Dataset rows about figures
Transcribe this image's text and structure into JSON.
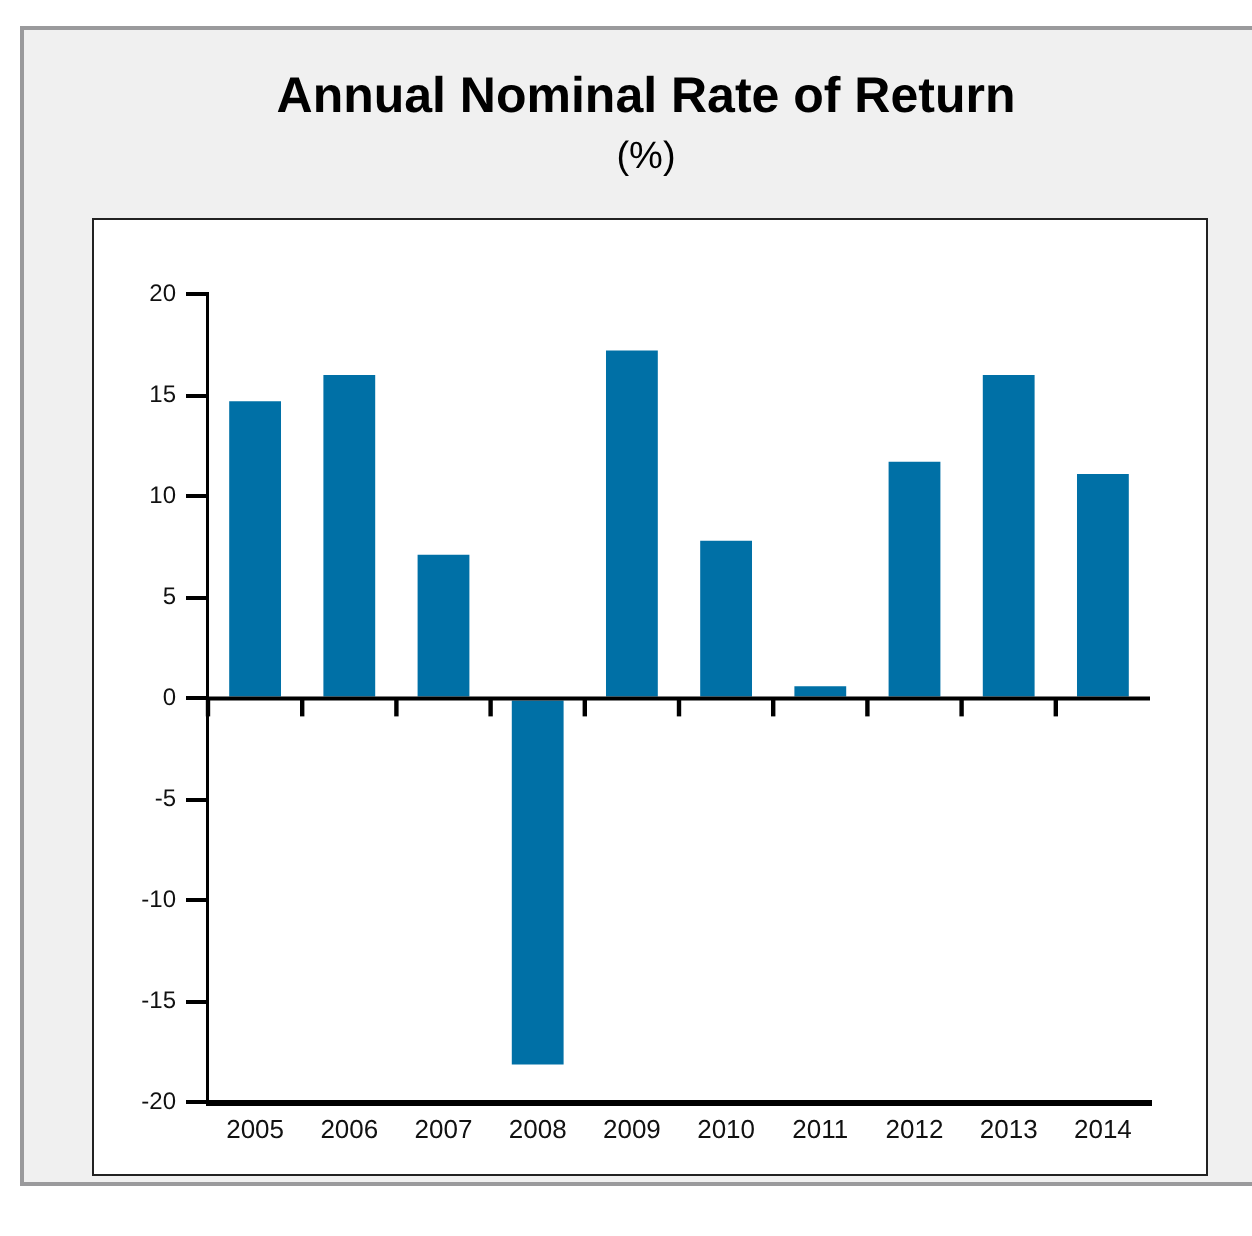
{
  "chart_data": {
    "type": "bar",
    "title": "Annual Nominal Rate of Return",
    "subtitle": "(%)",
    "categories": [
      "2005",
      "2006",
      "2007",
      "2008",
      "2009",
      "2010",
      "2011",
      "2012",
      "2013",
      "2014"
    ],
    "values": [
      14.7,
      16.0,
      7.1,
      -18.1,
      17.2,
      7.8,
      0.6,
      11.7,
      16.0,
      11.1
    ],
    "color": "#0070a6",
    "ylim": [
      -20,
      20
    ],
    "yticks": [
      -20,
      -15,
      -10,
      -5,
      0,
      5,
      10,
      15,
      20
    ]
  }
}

Exercise description: Print all of the entries word for word. Omit the pictures they contain.

Problem solution:
Transcribe this image's text and structure into JSON.
{
  "chart_data": {
    "type": "bar",
    "title": "Annual Nominal Rate of Return",
    "subtitle": "(%)",
    "categories": [
      "2005",
      "2006",
      "2007",
      "2008",
      "2009",
      "2010",
      "2011",
      "2012",
      "2013",
      "2014"
    ],
    "values": [
      14.7,
      16.0,
      7.1,
      -18.1,
      17.2,
      7.8,
      0.6,
      11.7,
      16.0,
      11.1
    ],
    "color": "#0070a6",
    "ylim": [
      -20,
      20
    ],
    "yticks": [
      -20,
      -15,
      -10,
      -5,
      0,
      5,
      10,
      15,
      20
    ]
  }
}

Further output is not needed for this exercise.